The exercise =>
What follows is a block of records; reproduce all of it verbatim.

Records shown =>
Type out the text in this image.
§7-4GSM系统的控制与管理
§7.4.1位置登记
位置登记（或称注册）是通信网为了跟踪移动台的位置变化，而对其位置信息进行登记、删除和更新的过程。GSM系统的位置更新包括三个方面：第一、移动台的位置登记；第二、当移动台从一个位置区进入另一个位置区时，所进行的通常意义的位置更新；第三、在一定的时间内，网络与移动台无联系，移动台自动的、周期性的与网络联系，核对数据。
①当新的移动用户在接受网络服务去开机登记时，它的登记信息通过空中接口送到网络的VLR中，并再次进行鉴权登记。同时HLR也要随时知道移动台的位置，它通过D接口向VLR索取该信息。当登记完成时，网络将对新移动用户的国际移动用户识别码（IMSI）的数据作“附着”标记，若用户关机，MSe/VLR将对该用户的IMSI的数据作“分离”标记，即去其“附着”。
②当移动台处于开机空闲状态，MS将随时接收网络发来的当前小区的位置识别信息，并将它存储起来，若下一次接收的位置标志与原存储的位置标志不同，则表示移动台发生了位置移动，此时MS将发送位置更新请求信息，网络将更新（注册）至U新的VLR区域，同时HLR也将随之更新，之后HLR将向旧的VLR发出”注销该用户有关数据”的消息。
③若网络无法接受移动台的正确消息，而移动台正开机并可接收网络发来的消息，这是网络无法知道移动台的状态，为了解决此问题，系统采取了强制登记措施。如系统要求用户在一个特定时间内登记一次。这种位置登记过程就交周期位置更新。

The solution =>
Type out the text in this image.
§7-4GSM系统的控制与管理
§7.4.1位置登记
位置登记（或称注册）是通信网为了跟踪移动台的位置变化，而对其位置信息进行登记、删除和更新的过程。GSM系统的位置更新包括三个方面：第一、移动台的位置登记；第二、当移动台从一个位置区进入另一个位置区时，所进行的通常意义的位置更新；第三、在一定的时间内，网络与移动台无联系，移动台自动的、周期性的与网络联系，核对数据。
①当新的移动用户在接受网络服务去开机登记时，它的登记信息通过空中接口送到网络的VLR中，并再次进行鉴权登记。同时HLR也要随时知道移动台的位置，它通过D接口向VLR索取该信息。当登记完成时，网络将对新移动用户的国际移动用户识别码（IMSI）的数据作“附着”标记，若用户关机，MSe/VLR将对该用户的IMSI的数据作“分离”标记，即去其“附着”。
②当移动台处于开机空闲状态，MS将随时接收网络发来的当前小区的位置识别信息，并将它存储起来，若下一次接收的位置标志与原存储的位置标志不同，则表示移动台发生了位置移动，此时MS将发送位置更新请求信息，网络将更新（注册）至U新的VLR区域，同时HLR也将随之更新，之后HLR将向旧的VLR发出”注销该用户有关数据”的消息。
③若网络无法接受移动台的正确消息，而移动台正开机并可接收网络发来的消息，这是网络无法知道移动台的状态，为了解决此问题，系统采取了强制登记措施。如系统要求用户在一个特定时间内登记一次。这种位置登记过程就交周期位置更新。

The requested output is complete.